EXERCISE TASKS:
1. In the San Francisco photo thread below, what camera and lens did ronderick use for his shot?
2. Using the San Francisco photo thread below, decide whether each statement agrees with it, and quote the words that decide it. (a) neuroanatomist shot the Yerba Buena Gardens waterfall from a tripod. (b) ronderick lost about 20 minutes by taking a wrong turn. (c) branden lives in San Francisco.

### DOCUMENT ###

# San Francisco



## branden (Apr 29, 2011)

I live near San Francisco, but sometimes I pretend to be a tourist. These are all from the same day, a couple weeks ago. I didn't get as early a start as I wanted, but, hey, I live close, I can go again.


----------



## distant.star (Apr 29, 2011)

I like the pictures, but I'm curious.

What's the difference between being a tourist and pretending to be a tourist? Seems to me you're either touring or you're not.


----------



## branden (Apr 30, 2011)

Hrm... I guess there's not really any difference


----------



## ronderick (May 9, 2011)

Maybe it's different for others, but in my case, I see things in a different light when there's a camera in my hands. This is the one of first pics I took during my recent visit to the city. While I live near the Great Highway, it never occured to make to get up early - until now 8)


----------



## sharagim1 (May 11, 2011)

ronderick said:


> Maybe it's different for others, but in my case, I see things in a different light when there's a camera in my hands. This is the one of first pics I took during my recent visit to the city. While I live near the Great Highway, it never occured to make to get up early - until now 8)



great shot


----------



## ronderick (May 12, 2011)

sharagim1 said:


> ronderick said:
> 
> 
> > Maybe it's different for others, but in my case, I see things in a different light when there's a camera in my hands. This is the one of first pics I took during my recent visit to the city. While I live near the Great Highway, it never occured to make to get up early - until now 8)
> ...



Thanks!

Actually, the shot would have been more dramatic if I didn't take a wrong turn and lost 20 minutes or so. There were actually a lot of red in the morning sky, which was gone by the time I got to Sutro Park...


----------



## sharagim1 (May 12, 2011)

ronderick said:


> sharagim1 said:
> 
> 
> > ronderick said:
> ...


----------



## ronderick (May 13, 2011)

sharagim1 said:


> can i ask what was your equpment for these shots and your setup if you remember?
> thanks for response



I took this shot with the 1D4 + TSE 17mm, mounted on Gitzo tripod and using cable release.
The settings were: ISO 100, f/14, 1/6 sec., WB: Cloudy


----------



## neuroanatomist (May 13, 2011)

I miss SF! I grew up in the Bay Area, and both my wife and I went to Cal. Here's a shot of the waterfall at Yerba Buena Gardens from a trip back, early last year and not long after I got my first dSLR. Taken handheld on an evening walk.




Rebel T1i, EF-S 17-55mm f/2.8 IS USM @ 17mm, 1/8 s, f/2.8, ISO 200


----------

### SOURCE MATERIAL ###

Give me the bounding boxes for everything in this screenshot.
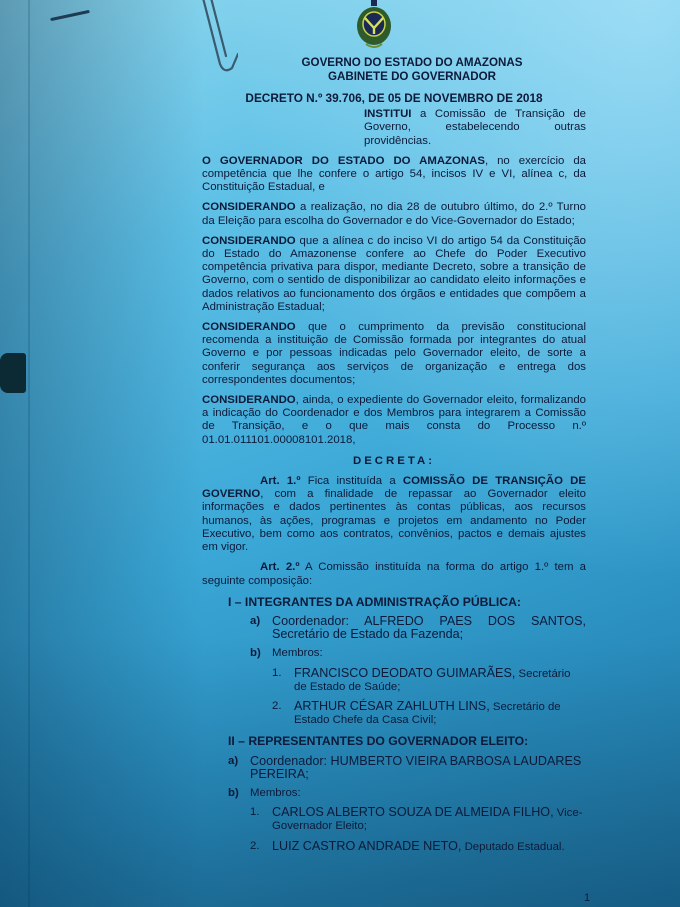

###

THE RESULTS:
1. The 1D4 with the TSE 17mm.

2.
(a) No: "Taken handheld on an evening walk."
(b) Yes: "if I didn't take a wrong turn and lost 20 minutes or so"
(c) No: "I live near San Francisco"